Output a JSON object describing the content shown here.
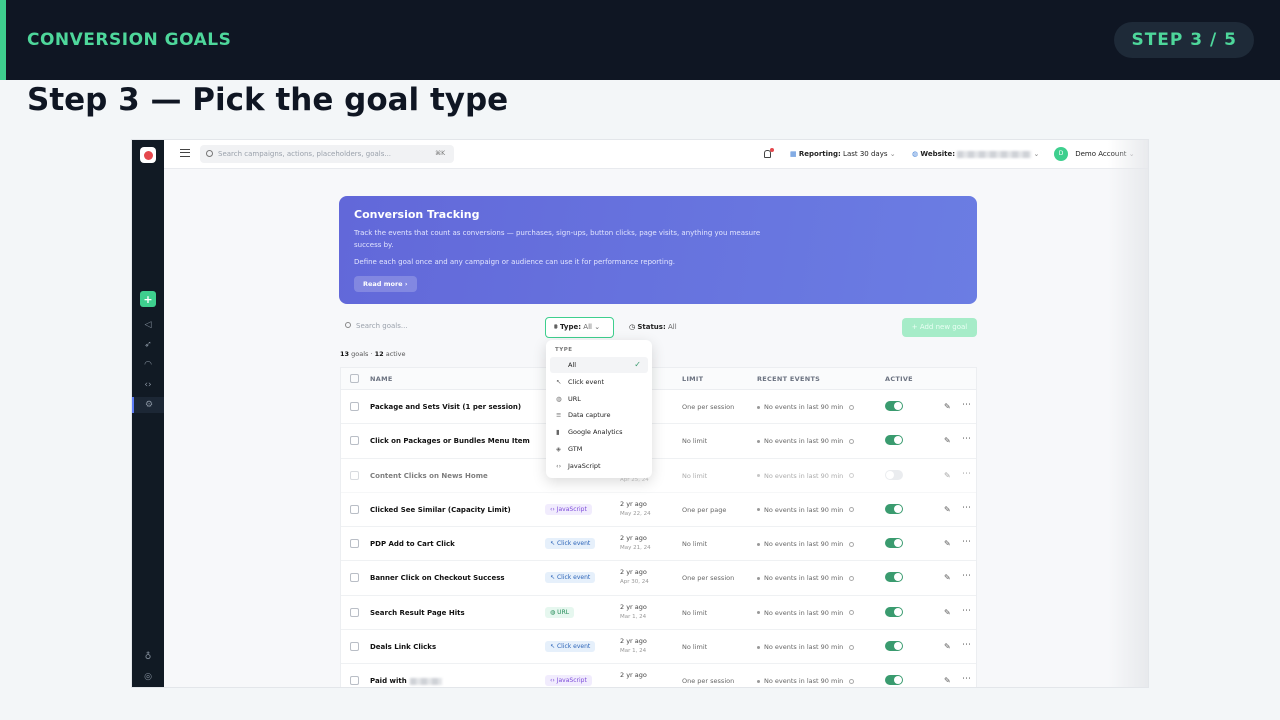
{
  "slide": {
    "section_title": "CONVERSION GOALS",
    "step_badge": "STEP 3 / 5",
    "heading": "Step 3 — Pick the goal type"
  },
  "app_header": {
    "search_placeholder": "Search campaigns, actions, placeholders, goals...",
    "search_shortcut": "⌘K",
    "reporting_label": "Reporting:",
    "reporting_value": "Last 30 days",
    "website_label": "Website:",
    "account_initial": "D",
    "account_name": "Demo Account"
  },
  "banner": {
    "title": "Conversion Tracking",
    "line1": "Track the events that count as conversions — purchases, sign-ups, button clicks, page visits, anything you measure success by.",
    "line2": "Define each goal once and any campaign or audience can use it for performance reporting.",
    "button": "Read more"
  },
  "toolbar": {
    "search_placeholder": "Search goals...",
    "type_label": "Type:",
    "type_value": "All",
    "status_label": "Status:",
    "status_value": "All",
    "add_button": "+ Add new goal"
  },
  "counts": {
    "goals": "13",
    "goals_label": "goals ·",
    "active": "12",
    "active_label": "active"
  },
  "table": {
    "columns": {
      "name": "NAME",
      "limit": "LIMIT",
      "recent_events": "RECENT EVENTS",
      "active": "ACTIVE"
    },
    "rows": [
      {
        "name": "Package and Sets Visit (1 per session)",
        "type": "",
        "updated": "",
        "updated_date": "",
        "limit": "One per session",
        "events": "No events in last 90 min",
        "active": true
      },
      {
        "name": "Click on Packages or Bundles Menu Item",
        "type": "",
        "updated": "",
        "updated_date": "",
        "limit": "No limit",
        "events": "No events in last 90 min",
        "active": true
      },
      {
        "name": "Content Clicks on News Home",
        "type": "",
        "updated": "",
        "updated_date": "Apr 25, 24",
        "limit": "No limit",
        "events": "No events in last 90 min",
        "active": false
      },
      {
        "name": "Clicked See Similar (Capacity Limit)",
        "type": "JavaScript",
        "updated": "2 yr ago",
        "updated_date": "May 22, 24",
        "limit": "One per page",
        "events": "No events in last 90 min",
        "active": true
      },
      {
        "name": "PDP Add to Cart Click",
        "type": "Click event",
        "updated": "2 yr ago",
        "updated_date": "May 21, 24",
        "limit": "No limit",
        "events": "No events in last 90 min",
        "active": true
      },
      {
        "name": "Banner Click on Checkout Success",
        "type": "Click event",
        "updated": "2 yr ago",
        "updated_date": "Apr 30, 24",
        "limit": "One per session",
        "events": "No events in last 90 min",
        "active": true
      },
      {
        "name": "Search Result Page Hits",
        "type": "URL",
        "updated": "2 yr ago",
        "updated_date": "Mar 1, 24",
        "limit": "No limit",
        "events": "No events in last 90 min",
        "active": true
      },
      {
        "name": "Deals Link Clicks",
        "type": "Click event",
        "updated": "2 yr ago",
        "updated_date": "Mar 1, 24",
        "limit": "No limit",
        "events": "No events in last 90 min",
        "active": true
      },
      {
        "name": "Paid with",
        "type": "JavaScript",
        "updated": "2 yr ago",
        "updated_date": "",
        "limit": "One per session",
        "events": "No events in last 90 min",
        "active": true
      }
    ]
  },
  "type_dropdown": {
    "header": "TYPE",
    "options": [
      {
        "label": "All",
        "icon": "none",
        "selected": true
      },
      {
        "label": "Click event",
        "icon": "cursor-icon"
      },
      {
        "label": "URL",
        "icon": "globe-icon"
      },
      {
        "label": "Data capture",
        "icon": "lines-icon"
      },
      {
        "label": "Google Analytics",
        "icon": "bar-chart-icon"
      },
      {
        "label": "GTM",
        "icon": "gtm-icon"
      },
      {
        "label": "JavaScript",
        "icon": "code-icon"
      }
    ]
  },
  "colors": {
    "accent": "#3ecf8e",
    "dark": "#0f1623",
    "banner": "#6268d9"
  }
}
• • • • • • •
**DESCRIPTION OF THE TASK:** Reproduce each record above by retyping it exactly; omit all images.

**SOLVED PROBLEM:**
Output a JSON object describing the content shown here.
{
  "slide": {
    "section_title": "CONVERSION GOALS",
    "step_badge": "STEP 3 / 5",
    "heading": "Step 3 — Pick the goal type"
  },
  "app_header": {
    "search_placeholder": "Search campaigns, actions, placeholders, goals...",
    "search_shortcut": "⌘K",
    "reporting_label": "Reporting:",
    "reporting_value": "Last 30 days",
    "website_label": "Website:",
    "account_initial": "D",
    "account_name": "Demo Account"
  },
  "banner": {
    "title": "Conversion Tracking",
    "line1": "Track the events that count as conversions — purchases, sign-ups, button clicks, page visits, anything you measure success by.",
    "line2": "Define each goal once and any campaign or audience can use it for performance reporting.",
    "button": "Read more"
  },
  "toolbar": {
    "search_placeholder": "Search goals...",
    "type_label": "Type:",
    "type_value": "All",
    "status_label": "Status:",
    "status_value": "All",
    "add_button": "+ Add new goal"
  },
  "counts": {
    "goals": "13",
    "goals_label": "goals ·",
    "active": "12",
    "active_label": "active"
  },
  "table": {
    "columns": {
      "name": "NAME",
      "limit": "LIMIT",
      "recent_events": "RECENT EVENTS",
      "active": "ACTIVE"
    },
    "rows": [
      {
        "name": "Package and Sets Visit (1 per session)",
        "type": "",
        "updated": "",
        "updated_date": "",
        "limit": "One per session",
        "events": "No events in last 90 min",
        "active": true
      },
      {
        "name": "Click on Packages or Bundles Menu Item",
        "type": "",
        "updated": "",
        "updated_date": "",
        "limit": "No limit",
        "events": "No events in last 90 min",
        "active": true
      },
      {
        "name": "Content Clicks on News Home",
        "type": "",
        "updated": "",
        "updated_date": "Apr 25, 24",
        "limit": "No limit",
        "events": "No events in last 90 min",
        "active": false
      },
      {
        "name": "Clicked See Similar (Capacity Limit)",
        "type": "JavaScript",
        "updated": "2 yr ago",
        "updated_date": "May 22, 24",
        "limit": "One per page",
        "events": "No events in last 90 min",
        "active": true
      },
      {
        "name": "PDP Add to Cart Click",
        "type": "Click event",
        "updated": "2 yr ago",
        "updated_date": "May 21, 24",
        "limit": "No limit",
        "events": "No events in last 90 min",
        "active": true
      },
      {
        "name": "Banner Click on Checkout Success",
        "type": "Click event",
        "updated": "2 yr ago",
        "updated_date": "Apr 30, 24",
        "limit": "One per session",
        "events": "No events in last 90 min",
        "active": true
      },
      {
        "name": "Search Result Page Hits",
        "type": "URL",
        "updated": "2 yr ago",
        "updated_date": "Mar 1, 24",
        "limit": "No limit",
        "events": "No events in last 90 min",
        "active": true
      },
      {
        "name": "Deals Link Clicks",
        "type": "Click event",
        "updated": "2 yr ago",
        "updated_date": "Mar 1, 24",
        "limit": "No limit",
        "events": "No events in last 90 min",
        "active": true
      },
      {
        "name": "Paid with",
        "type": "JavaScript",
        "updated": "2 yr ago",
        "updated_date": "",
        "limit": "One per session",
        "events": "No events in last 90 min",
        "active": true
      }
    ]
  },
  "type_dropdown": {
    "header": "TYPE",
    "options": [
      {
        "label": "All",
        "icon": "none",
        "selected": true
      },
      {
        "label": "Click event",
        "icon": "cursor-icon"
      },
      {
        "label": "URL",
        "icon": "globe-icon"
      },
      {
        "label": "Data capture",
        "icon": "lines-icon"
      },
      {
        "label": "Google Analytics",
        "icon": "bar-chart-icon"
      },
      {
        "label": "GTM",
        "icon": "gtm-icon"
      },
      {
        "label": "JavaScript",
        "icon": "code-icon"
      }
    ]
  },
  "colors": {
    "accent": "#3ecf8e",
    "dark": "#0f1623",
    "banner": "#6268d9"
  }
}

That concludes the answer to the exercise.